### DIRECTIONS
Restate the data exactly as given and keep the pictures out.

### DATA RECORDS
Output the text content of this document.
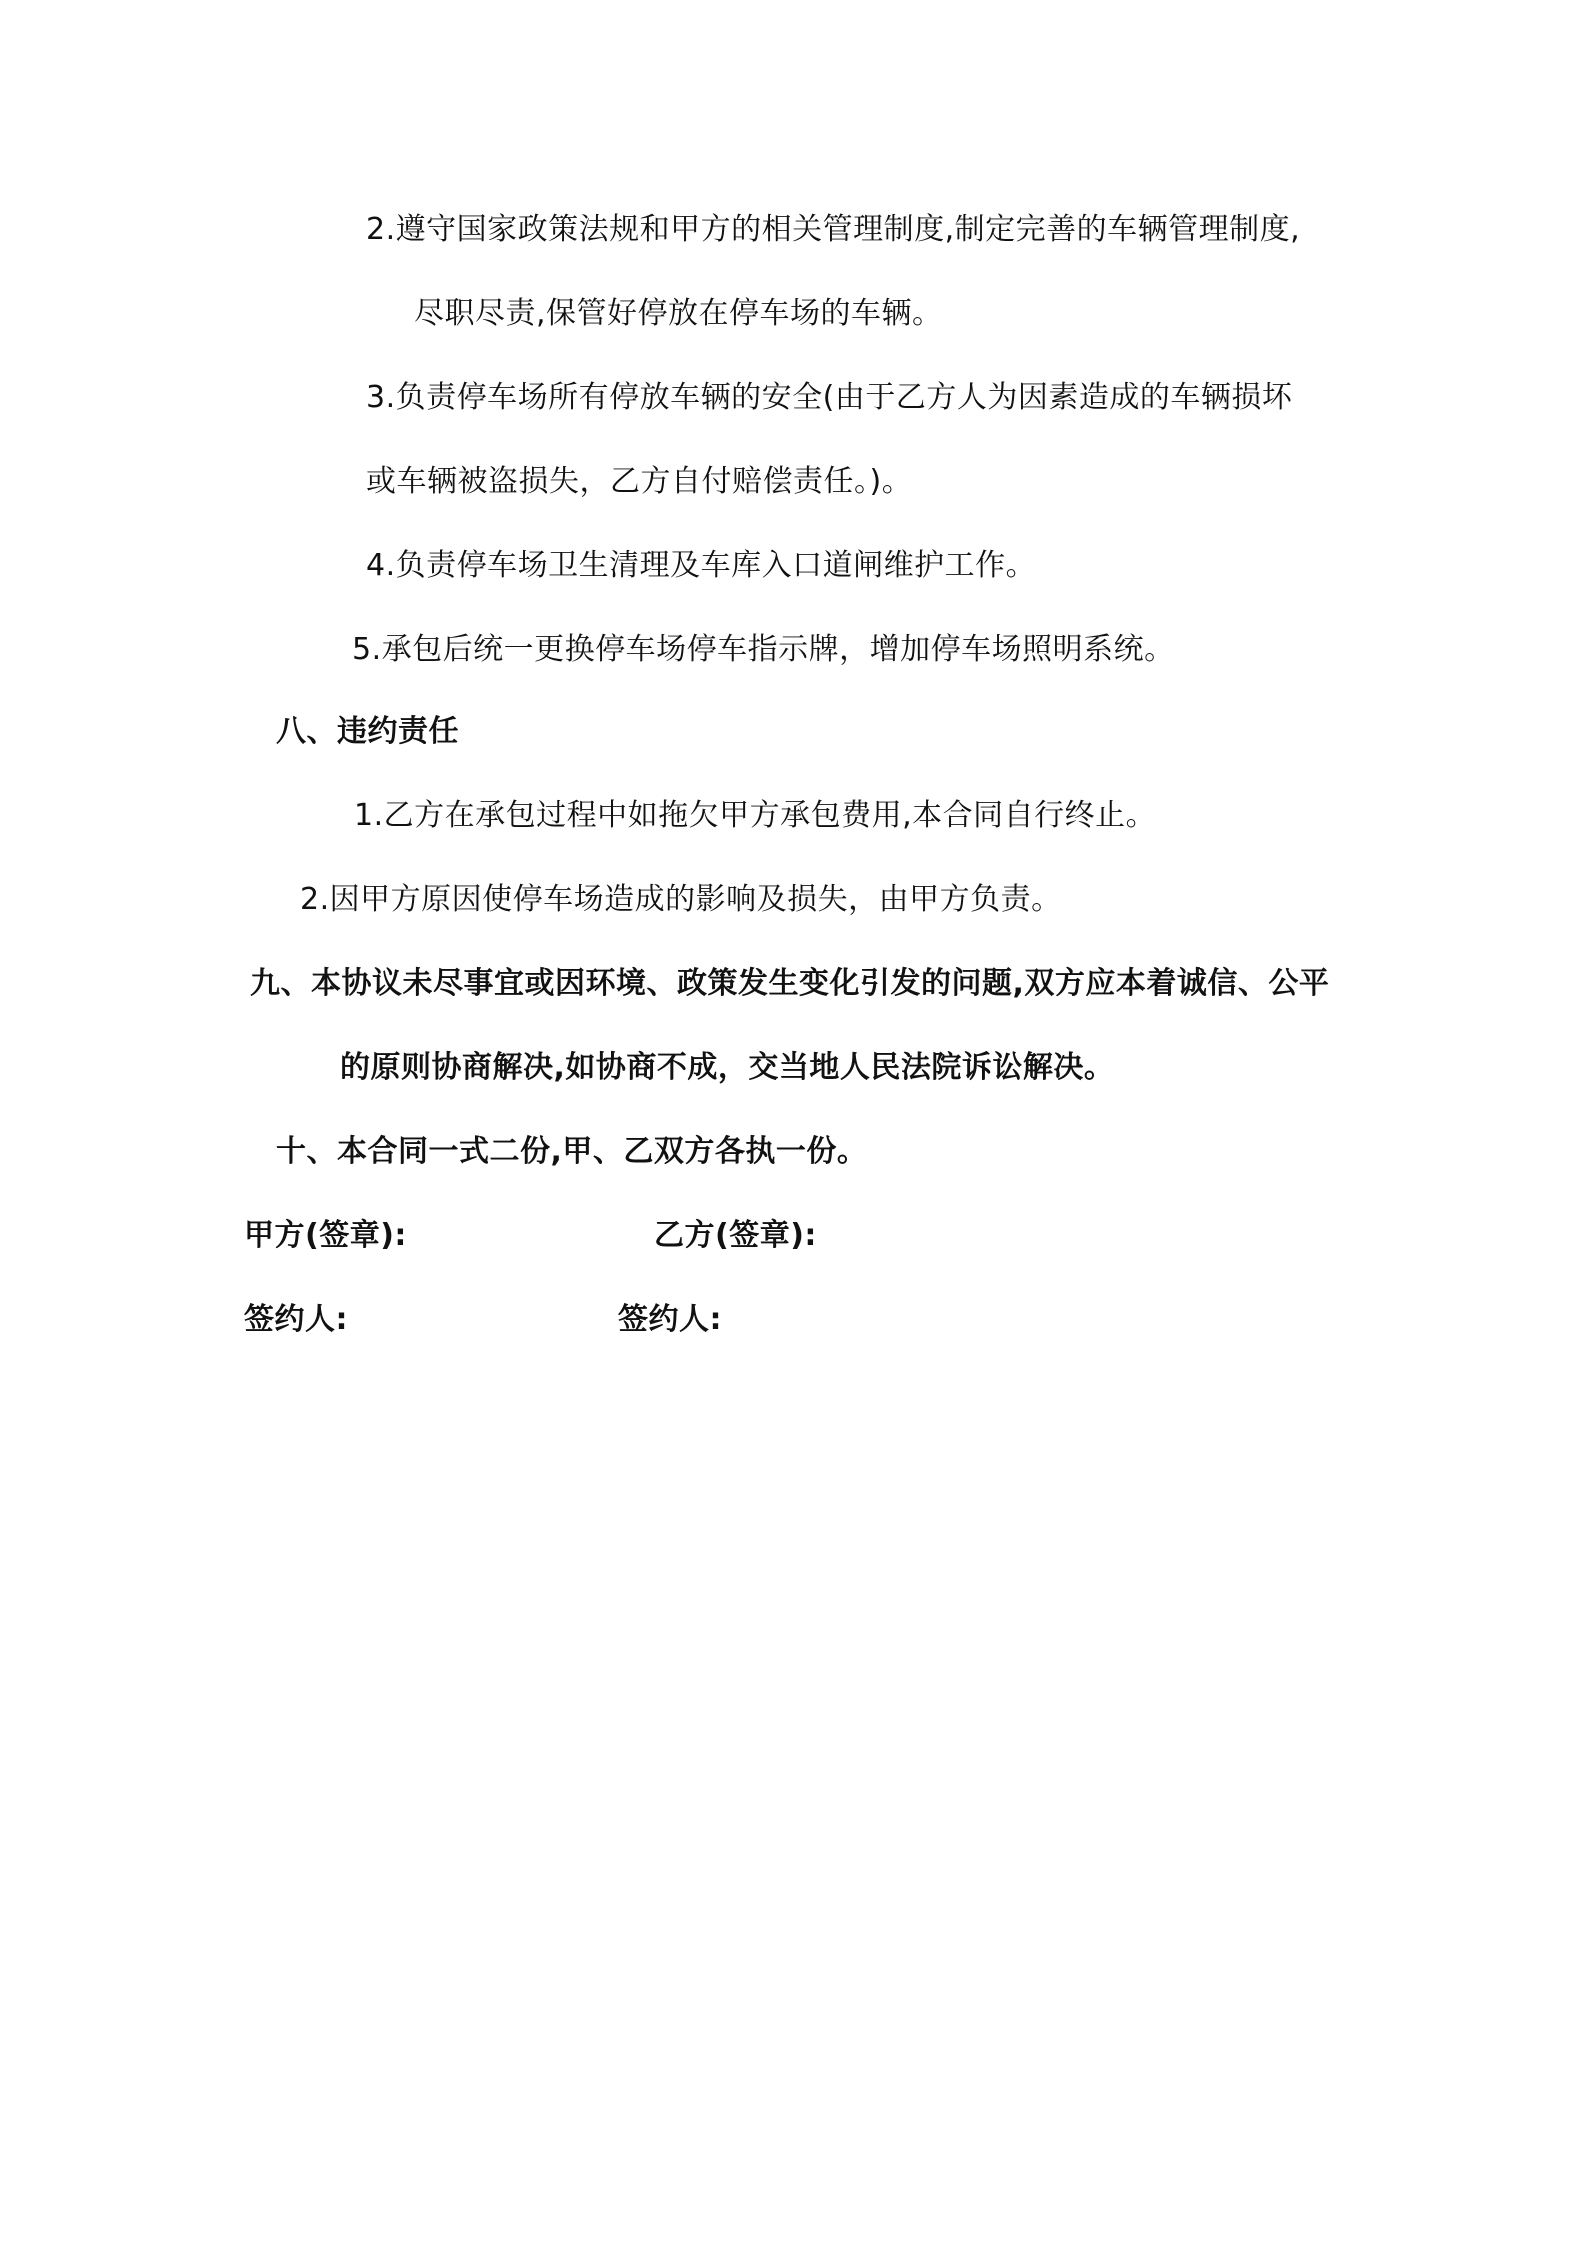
2.遵守国家政策法规和甲方的相关管理制度,制定完善的车辆管理制度,
尽职尽责,保管好停放在停车场的车辆。
3.负责停车场所有停放车辆的安全(由于乙方人为因素造成的车辆损坏
或车辆被盗损失，乙方自付赔偿责任。)。
4.负责停车场卫生清理及车库入口道闸维护工作。
5.承包后统一更换停车场停车指示牌，增加停车场照明系统。
八、违约责任
1.乙方在承包过程中如拖欠甲方承包费用,本合同自行终止。
2.因甲方原因使停车场造成的影响及损失，由甲方负责。
九、本协议未尽事宜或因环境、政策发生变化引发的问题,双方应本着诚信、公平
的原则协商解决,如协商不成，交当地人民法院诉讼解决。
十、本合同一式二份,甲、乙双方各执一份。
甲方(签章):	乙方(签章):
签约人:	签约人:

### FULL SOLUTION
Output the text content of this document.
2.遵守国家政策法规和甲方的相关管理制度,制定完善的车辆管理制度,
尽职尽责,保管好停放在停车场的车辆。
3.负责停车场所有停放车辆的安全(由于乙方人为因素造成的车辆损坏
或车辆被盗损失，乙方自付赔偿责任。)。
4.负责停车场卫生清理及车库入口道闸维护工作。
5.承包后统一更换停车场停车指示牌，增加停车场照明系统。
八、违约责任
1.乙方在承包过程中如拖欠甲方承包费用,本合同自行终止。
2.因甲方原因使停车场造成的影响及损失，由甲方负责。
九、本协议未尽事宜或因环境、政策发生变化引发的问题,双方应本着诚信、公平
的原则协商解决,如协商不成，交当地人民法院诉讼解决。
十、本合同一式二份,甲、乙双方各执一份。
甲方(签章):	乙方(签章):
签约人:	签约人:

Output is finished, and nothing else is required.